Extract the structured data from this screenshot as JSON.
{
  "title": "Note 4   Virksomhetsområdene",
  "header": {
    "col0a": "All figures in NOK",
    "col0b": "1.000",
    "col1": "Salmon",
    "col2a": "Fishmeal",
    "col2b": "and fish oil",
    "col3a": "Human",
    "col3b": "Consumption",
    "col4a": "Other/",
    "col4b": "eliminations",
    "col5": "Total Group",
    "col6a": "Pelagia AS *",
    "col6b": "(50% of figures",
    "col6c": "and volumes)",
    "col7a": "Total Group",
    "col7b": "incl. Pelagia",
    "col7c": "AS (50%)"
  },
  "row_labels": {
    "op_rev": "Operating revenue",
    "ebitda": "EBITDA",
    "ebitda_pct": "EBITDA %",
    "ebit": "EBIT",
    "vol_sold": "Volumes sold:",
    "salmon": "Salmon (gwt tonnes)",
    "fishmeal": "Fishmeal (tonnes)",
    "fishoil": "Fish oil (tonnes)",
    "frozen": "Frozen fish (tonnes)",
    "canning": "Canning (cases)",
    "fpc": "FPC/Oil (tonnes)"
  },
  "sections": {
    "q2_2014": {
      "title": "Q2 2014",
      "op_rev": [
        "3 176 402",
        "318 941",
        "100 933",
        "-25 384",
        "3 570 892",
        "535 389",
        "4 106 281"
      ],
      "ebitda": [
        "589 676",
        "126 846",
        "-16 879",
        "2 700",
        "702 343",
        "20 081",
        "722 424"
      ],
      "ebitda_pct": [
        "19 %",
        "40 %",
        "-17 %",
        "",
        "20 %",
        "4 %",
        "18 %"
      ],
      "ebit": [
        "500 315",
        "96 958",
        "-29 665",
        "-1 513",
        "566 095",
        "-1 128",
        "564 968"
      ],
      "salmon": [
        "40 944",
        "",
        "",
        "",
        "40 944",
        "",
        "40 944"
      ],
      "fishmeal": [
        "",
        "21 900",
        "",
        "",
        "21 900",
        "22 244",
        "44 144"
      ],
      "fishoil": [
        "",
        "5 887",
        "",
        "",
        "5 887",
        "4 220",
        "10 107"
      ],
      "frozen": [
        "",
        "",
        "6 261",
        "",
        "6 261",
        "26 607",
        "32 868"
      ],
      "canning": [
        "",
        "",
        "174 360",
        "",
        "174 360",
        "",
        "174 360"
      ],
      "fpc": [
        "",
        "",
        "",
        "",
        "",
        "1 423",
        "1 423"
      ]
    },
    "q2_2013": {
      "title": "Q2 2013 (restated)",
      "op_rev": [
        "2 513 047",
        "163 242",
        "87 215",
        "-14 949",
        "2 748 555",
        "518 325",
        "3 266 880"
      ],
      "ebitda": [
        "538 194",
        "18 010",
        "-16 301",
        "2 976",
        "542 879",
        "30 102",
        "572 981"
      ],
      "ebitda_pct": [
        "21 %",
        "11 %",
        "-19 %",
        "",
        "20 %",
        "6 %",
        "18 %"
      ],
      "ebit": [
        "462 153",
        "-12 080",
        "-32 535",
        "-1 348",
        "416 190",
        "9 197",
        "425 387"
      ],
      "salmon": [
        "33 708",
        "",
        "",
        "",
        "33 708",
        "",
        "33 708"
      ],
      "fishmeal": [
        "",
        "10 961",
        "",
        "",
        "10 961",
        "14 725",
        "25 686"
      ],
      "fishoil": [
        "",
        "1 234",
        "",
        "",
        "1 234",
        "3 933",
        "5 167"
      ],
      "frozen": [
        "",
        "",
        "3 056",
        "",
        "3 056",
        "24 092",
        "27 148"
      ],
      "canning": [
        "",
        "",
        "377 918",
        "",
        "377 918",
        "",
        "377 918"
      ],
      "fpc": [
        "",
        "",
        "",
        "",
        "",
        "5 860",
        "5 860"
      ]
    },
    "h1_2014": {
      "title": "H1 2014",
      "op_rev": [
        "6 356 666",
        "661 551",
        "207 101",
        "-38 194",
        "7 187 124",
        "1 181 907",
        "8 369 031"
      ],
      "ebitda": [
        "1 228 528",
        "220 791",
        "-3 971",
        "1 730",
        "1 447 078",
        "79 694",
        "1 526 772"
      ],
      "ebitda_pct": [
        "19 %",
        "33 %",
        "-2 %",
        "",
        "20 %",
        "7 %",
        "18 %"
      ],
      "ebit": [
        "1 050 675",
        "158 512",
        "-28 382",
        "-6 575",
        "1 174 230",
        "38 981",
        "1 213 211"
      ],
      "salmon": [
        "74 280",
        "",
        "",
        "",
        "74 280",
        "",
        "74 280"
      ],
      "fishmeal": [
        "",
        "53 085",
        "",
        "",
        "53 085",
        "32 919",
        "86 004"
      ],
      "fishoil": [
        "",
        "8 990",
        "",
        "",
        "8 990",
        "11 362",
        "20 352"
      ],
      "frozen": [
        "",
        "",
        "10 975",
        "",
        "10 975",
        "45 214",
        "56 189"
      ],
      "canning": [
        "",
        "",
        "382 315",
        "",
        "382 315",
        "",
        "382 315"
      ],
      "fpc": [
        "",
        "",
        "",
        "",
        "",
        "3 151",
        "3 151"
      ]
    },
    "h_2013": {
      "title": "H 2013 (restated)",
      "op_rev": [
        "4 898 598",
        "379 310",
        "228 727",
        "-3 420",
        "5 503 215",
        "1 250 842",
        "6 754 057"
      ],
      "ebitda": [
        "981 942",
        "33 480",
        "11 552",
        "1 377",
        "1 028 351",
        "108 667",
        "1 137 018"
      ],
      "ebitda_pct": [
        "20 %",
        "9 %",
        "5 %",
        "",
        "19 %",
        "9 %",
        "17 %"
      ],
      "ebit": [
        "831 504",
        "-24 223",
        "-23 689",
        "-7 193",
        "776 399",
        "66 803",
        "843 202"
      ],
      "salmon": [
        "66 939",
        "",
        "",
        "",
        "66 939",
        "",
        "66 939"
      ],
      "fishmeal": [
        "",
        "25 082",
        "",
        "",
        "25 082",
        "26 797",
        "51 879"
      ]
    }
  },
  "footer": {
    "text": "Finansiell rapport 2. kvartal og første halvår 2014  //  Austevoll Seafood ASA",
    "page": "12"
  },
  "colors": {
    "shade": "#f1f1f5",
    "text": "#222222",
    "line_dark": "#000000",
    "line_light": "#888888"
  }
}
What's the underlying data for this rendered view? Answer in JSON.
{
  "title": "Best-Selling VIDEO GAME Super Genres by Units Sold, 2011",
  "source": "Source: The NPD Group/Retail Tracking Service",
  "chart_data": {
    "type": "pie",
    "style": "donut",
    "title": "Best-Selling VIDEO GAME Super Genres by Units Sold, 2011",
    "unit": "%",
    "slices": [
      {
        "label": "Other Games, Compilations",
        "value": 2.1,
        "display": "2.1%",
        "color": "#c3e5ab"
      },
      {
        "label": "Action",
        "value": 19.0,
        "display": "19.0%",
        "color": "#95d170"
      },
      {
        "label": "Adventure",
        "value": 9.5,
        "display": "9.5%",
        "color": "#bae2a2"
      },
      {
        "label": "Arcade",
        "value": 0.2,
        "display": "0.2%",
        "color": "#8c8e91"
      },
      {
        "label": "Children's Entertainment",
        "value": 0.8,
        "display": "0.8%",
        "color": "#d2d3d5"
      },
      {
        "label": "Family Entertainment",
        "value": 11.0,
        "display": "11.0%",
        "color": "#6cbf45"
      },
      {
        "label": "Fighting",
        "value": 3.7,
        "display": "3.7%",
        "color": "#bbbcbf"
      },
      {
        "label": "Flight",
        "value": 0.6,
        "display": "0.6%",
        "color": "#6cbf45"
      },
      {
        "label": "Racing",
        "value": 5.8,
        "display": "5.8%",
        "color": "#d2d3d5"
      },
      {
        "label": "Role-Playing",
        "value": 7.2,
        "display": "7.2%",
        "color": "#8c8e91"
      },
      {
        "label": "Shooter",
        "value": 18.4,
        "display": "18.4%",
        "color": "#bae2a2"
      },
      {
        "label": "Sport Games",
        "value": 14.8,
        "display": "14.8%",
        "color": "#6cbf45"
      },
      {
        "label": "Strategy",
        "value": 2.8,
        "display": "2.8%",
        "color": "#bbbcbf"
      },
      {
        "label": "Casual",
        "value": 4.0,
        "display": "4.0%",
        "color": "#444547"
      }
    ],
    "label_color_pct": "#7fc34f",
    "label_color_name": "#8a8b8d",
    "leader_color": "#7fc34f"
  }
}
-*-
● The request
Copy out all lines where the word "Games" appears.

● Exercise result
        "label": "Other Games, Compilations",
        "label": "Sport Games",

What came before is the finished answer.